### Dataset entries

********************

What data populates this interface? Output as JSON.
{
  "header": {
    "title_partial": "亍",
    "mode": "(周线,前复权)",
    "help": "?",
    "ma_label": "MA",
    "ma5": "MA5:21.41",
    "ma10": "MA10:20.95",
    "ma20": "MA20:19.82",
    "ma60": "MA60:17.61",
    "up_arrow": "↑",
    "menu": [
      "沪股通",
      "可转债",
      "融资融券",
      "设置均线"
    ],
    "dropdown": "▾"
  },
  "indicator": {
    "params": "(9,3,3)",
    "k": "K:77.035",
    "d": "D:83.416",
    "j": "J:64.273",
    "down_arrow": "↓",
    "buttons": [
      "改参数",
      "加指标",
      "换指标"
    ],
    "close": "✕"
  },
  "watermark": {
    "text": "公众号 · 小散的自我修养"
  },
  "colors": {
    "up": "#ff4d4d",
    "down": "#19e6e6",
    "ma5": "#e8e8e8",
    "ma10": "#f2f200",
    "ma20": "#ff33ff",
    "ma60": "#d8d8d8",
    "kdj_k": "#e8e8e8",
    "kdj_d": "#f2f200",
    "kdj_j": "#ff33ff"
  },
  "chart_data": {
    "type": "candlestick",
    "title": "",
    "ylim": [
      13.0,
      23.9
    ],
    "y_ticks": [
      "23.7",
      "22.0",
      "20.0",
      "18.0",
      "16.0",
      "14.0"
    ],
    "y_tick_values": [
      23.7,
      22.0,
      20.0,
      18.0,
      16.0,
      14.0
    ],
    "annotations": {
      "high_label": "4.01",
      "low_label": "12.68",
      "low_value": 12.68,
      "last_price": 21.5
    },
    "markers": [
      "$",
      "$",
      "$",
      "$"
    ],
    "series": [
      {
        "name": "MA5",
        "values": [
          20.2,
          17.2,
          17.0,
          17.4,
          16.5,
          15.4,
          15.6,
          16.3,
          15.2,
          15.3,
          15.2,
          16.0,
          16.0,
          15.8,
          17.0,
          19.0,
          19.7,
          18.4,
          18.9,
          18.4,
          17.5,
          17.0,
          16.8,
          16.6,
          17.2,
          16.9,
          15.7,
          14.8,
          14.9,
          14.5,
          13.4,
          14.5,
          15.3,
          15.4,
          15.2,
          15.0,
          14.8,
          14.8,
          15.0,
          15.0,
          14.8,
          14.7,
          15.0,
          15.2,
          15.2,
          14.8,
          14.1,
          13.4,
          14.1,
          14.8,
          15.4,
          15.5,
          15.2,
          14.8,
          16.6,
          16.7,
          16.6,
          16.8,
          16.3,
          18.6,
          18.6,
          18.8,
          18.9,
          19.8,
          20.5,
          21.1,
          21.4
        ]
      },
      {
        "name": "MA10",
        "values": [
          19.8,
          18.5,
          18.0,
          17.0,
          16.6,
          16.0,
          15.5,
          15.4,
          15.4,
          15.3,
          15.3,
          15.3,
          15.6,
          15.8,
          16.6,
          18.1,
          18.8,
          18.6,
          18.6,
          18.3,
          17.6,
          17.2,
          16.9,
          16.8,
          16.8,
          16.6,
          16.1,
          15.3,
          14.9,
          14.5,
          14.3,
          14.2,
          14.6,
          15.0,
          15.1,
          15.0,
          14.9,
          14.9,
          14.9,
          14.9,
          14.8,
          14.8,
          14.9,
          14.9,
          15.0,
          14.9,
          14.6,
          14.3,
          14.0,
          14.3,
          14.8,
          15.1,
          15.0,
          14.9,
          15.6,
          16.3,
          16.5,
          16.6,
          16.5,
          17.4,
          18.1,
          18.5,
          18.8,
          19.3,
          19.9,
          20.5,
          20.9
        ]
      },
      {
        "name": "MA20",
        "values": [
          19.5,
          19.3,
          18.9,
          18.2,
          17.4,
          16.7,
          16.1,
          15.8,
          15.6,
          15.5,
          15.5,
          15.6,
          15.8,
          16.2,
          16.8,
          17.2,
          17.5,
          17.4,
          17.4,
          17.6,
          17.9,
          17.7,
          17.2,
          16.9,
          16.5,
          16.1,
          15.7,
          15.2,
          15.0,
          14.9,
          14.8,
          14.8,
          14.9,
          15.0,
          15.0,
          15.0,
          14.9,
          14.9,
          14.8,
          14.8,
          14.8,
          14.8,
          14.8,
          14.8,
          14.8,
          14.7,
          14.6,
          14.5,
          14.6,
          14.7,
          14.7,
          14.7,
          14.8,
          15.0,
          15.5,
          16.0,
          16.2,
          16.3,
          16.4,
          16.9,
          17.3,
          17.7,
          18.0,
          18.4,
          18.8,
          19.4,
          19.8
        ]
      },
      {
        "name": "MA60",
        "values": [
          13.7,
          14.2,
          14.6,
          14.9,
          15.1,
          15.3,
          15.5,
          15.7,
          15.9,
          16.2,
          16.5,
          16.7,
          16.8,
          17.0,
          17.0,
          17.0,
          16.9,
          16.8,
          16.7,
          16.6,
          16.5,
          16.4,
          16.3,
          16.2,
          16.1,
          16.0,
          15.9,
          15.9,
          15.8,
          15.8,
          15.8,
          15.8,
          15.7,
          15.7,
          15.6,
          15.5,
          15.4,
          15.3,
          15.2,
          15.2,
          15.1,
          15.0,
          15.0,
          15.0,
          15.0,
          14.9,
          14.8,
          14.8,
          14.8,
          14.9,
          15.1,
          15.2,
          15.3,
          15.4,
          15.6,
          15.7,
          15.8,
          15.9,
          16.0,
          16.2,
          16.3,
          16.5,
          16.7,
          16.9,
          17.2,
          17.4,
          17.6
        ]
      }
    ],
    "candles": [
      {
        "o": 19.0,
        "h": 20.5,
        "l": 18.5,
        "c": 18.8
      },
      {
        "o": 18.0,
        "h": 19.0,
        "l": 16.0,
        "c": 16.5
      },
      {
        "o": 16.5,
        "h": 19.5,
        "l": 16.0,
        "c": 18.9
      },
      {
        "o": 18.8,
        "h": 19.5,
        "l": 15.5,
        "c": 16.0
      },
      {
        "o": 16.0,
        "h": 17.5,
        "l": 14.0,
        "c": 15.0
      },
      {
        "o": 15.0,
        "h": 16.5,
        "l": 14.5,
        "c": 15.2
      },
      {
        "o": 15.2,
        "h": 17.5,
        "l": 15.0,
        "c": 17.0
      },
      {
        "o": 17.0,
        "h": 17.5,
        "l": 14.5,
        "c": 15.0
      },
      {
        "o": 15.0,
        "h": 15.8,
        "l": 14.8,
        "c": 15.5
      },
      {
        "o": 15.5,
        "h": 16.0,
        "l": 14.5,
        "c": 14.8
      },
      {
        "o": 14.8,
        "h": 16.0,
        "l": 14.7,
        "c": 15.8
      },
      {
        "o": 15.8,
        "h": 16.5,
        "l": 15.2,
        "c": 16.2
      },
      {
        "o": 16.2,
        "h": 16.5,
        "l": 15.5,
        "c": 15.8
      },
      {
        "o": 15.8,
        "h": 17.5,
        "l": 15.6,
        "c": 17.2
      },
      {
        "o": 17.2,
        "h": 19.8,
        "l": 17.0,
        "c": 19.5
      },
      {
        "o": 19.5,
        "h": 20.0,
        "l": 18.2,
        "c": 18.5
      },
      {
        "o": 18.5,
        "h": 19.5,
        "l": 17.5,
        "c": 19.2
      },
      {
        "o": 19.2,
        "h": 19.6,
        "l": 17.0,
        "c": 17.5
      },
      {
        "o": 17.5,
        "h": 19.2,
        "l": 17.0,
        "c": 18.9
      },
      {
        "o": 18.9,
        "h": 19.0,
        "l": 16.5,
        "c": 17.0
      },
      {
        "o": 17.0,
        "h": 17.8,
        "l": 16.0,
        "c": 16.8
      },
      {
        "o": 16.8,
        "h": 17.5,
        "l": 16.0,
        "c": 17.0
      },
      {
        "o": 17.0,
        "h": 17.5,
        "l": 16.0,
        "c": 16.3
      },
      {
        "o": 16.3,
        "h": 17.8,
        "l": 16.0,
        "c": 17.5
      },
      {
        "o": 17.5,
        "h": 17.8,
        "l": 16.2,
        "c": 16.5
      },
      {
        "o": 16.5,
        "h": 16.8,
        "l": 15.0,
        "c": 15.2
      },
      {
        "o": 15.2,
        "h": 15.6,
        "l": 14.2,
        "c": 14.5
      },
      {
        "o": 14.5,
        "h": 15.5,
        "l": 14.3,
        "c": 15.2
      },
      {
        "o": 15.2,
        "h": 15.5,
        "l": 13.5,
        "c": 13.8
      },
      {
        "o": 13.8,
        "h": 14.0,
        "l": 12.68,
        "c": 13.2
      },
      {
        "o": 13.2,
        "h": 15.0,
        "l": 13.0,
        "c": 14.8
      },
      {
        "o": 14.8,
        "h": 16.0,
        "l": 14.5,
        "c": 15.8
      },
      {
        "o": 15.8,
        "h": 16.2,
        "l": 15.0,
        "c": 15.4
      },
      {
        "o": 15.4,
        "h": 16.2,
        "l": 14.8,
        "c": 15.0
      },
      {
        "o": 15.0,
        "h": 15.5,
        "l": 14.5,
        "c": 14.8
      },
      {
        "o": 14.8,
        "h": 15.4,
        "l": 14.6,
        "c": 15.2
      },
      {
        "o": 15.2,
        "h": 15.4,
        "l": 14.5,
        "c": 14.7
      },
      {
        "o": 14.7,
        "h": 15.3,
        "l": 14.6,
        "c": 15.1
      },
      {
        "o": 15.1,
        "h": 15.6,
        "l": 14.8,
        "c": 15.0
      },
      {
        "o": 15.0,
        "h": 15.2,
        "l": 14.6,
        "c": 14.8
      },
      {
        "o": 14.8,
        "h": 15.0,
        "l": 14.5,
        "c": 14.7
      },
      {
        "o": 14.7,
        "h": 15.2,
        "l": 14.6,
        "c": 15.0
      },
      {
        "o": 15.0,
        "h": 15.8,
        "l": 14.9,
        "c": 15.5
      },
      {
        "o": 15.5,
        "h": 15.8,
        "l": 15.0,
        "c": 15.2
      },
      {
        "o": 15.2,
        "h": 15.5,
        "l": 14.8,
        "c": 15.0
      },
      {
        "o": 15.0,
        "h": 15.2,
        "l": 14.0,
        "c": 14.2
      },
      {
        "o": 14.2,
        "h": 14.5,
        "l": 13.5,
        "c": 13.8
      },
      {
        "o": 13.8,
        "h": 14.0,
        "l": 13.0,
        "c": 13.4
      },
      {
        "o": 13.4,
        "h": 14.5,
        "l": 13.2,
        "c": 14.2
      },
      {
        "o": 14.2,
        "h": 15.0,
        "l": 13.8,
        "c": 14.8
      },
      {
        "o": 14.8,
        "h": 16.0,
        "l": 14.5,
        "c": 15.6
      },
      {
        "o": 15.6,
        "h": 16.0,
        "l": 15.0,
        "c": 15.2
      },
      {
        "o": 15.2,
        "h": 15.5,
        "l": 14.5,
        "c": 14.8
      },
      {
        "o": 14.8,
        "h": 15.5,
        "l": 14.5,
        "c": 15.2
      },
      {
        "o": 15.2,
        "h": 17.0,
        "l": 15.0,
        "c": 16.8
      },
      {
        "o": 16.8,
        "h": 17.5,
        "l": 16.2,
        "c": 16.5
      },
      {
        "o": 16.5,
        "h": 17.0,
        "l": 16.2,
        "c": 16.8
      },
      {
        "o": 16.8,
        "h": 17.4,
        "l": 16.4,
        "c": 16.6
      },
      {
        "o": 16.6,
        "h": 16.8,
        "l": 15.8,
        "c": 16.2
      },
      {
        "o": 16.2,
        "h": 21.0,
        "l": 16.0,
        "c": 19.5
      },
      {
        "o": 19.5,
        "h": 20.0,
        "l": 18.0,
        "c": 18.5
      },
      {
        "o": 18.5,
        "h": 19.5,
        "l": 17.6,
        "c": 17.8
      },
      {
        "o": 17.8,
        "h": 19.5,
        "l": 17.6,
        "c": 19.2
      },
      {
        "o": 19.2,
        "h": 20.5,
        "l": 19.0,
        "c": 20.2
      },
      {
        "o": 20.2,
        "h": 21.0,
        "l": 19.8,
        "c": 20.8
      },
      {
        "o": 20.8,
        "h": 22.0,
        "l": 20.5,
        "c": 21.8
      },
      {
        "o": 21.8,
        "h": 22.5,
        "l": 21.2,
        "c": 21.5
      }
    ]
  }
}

********************

### Aim
Which lines contain the word "name"? Copy each of them.

### Solution to the problem
        "name": "MA5",
        "name": "MA10",
        "name": "MA20",
        "name": "MA60",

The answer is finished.